## START INFORMATION PROVIDED
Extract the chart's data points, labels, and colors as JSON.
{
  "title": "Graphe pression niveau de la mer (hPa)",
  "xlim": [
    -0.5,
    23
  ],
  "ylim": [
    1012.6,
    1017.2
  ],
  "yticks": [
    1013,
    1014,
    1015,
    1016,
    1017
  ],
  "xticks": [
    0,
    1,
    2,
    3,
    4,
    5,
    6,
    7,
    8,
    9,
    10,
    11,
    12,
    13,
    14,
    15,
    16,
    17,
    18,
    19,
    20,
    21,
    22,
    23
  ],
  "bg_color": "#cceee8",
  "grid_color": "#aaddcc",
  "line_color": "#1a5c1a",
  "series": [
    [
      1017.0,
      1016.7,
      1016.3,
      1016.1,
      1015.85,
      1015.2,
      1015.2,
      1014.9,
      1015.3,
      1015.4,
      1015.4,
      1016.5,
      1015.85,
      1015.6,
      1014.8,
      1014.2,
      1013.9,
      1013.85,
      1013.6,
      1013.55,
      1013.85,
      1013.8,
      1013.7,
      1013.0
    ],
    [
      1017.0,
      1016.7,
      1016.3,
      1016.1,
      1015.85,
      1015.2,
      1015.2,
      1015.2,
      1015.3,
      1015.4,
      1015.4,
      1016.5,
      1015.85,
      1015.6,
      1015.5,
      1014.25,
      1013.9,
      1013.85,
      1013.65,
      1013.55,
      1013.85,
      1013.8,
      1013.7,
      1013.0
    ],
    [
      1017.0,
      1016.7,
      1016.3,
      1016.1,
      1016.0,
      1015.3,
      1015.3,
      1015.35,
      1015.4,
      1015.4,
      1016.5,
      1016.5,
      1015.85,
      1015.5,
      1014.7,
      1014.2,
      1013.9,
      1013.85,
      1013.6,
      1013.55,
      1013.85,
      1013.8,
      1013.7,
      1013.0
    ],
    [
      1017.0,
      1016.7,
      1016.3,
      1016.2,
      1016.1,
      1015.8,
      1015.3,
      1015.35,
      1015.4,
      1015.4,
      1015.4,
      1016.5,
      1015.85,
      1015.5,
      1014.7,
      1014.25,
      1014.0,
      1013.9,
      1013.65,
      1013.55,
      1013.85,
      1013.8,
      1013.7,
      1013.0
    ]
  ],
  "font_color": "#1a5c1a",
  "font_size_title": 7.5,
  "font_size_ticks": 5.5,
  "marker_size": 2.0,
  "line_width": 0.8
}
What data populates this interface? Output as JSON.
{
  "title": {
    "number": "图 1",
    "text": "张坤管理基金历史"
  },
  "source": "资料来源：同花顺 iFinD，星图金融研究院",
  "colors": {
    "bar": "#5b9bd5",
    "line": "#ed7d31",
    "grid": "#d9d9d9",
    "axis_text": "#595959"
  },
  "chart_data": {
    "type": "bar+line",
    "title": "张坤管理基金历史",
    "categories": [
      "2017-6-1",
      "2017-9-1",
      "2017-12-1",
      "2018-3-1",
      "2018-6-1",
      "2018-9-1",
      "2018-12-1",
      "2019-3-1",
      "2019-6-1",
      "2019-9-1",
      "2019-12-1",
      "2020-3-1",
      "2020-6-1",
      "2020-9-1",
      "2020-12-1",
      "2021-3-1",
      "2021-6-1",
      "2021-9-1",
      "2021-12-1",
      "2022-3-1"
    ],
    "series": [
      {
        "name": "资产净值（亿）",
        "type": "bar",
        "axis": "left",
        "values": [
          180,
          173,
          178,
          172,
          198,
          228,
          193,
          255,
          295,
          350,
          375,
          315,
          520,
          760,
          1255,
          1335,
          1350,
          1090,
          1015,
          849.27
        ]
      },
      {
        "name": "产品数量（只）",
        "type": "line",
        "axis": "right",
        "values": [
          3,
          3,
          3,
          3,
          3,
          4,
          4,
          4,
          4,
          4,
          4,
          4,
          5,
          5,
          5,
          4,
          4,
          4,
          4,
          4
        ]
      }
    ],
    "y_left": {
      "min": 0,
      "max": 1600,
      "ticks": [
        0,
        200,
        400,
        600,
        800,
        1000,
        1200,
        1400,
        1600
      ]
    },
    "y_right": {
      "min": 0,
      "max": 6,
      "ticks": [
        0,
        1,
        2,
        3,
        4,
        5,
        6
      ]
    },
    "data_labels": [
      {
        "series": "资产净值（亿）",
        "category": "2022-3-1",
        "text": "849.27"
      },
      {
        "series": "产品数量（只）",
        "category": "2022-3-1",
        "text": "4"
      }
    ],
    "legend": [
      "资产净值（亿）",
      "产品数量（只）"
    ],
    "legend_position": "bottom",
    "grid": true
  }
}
## END INFORMATION PROVIDED
Give the records above again, word for word.

◆ REPLY ◆
Extract the chart's data points, labels, and colors as JSON.
{
  "title": "Graphe pression niveau de la mer (hPa)",
  "xlim": [
    -0.5,
    23
  ],
  "ylim": [
    1012.6,
    1017.2
  ],
  "yticks": [
    1013,
    1014,
    1015,
    1016,
    1017
  ],
  "xticks": [
    0,
    1,
    2,
    3,
    4,
    5,
    6,
    7,
    8,
    9,
    10,
    11,
    12,
    13,
    14,
    15,
    16,
    17,
    18,
    19,
    20,
    21,
    22,
    23
  ],
  "bg_color": "#cceee8",
  "grid_color": "#aaddcc",
  "line_color": "#1a5c1a",
  "series": [
    [
      1017.0,
      1016.7,
      1016.3,
      1016.1,
      1015.85,
      1015.2,
      1015.2,
      1014.9,
      1015.3,
      1015.4,
      1015.4,
      1016.5,
      1015.85,
      1015.6,
      1014.8,
      1014.2,
      1013.9,
      1013.85,
      1013.6,
      1013.55,
      1013.85,
      1013.8,
      1013.7,
      1013.0
    ],
    [
      1017.0,
      1016.7,
      1016.3,
      1016.1,
      1015.85,
      1015.2,
      1015.2,
      1015.2,
      1015.3,
      1015.4,
      1015.4,
      1016.5,
      1015.85,
      1015.6,
      1015.5,
      1014.25,
      1013.9,
      1013.85,
      1013.65,
      1013.55,
      1013.85,
      1013.8,
      1013.7,
      1013.0
    ],
    [
      1017.0,
      1016.7,
      1016.3,
      1016.1,
      1016.0,
      1015.3,
      1015.3,
      1015.35,
      1015.4,
      1015.4,
      1016.5,
      1016.5,
      1015.85,
      1015.5,
      1014.7,
      1014.2,
      1013.9,
      1013.85,
      1013.6,
      1013.55,
      1013.85,
      1013.8,
      1013.7,
      1013.0
    ],
    [
      1017.0,
      1016.7,
      1016.3,
      1016.2,
      1016.1,
      1015.8,
      1015.3,
      1015.35,
      1015.4,
      1015.4,
      1015.4,
      1016.5,
      1015.85,
      1015.5,
      1014.7,
      1014.25,
      1014.0,
      1013.9,
      1013.65,
      1013.55,
      1013.85,
      1013.8,
      1013.7,
      1013.0
    ]
  ],
  "font_color": "#1a5c1a",
  "font_size_title": 7.5,
  "font_size_ticks": 5.5,
  "marker_size": 2.0,
  "line_width": 0.8
}
What data populates this interface? Output as JSON.
{
  "title": {
    "number": "图 1",
    "text": "张坤管理基金历史"
  },
  "source": "资料来源：同花顺 iFinD，星图金融研究院",
  "colors": {
    "bar": "#5b9bd5",
    "line": "#ed7d31",
    "grid": "#d9d9d9",
    "axis_text": "#595959"
  },
  "chart_data": {
    "type": "bar+line",
    "title": "张坤管理基金历史",
    "categories": [
      "2017-6-1",
      "2017-9-1",
      "2017-12-1",
      "2018-3-1",
      "2018-6-1",
      "2018-9-1",
      "2018-12-1",
      "2019-3-1",
      "2019-6-1",
      "2019-9-1",
      "2019-12-1",
      "2020-3-1",
      "2020-6-1",
      "2020-9-1",
      "2020-12-1",
      "2021-3-1",
      "2021-6-1",
      "2021-9-1",
      "2021-12-1",
      "2022-3-1"
    ],
    "series": [
      {
        "name": "资产净值（亿）",
        "type": "bar",
        "axis": "left",
        "values": [
          180,
          173,
          178,
          172,
          198,
          228,
          193,
          255,
          295,
          350,
          375,
          315,
          520,
          760,
          1255,
          1335,
          1350,
          1090,
          1015,
          849.27
        ]
      },
      {
        "name": "产品数量（只）",
        "type": "line",
        "axis": "right",
        "values": [
          3,
          3,
          3,
          3,
          3,
          4,
          4,
          4,
          4,
          4,
          4,
          4,
          5,
          5,
          5,
          4,
          4,
          4,
          4,
          4
        ]
      }
    ],
    "y_left": {
      "min": 0,
      "max": 1600,
      "ticks": [
        0,
        200,
        400,
        600,
        800,
        1000,
        1200,
        1400,
        1600
      ]
    },
    "y_right": {
      "min": 0,
      "max": 6,
      "ticks": [
        0,
        1,
        2,
        3,
        4,
        5,
        6
      ]
    },
    "data_labels": [
      {
        "series": "资产净值（亿）",
        "category": "2022-3-1",
        "text": "849.27"
      },
      {
        "series": "产品数量（只）",
        "category": "2022-3-1",
        "text": "4"
      }
    ],
    "legend": [
      "资产净值（亿）",
      "产品数量（只）"
    ],
    "legend_position": "bottom",
    "grid": true
  }
}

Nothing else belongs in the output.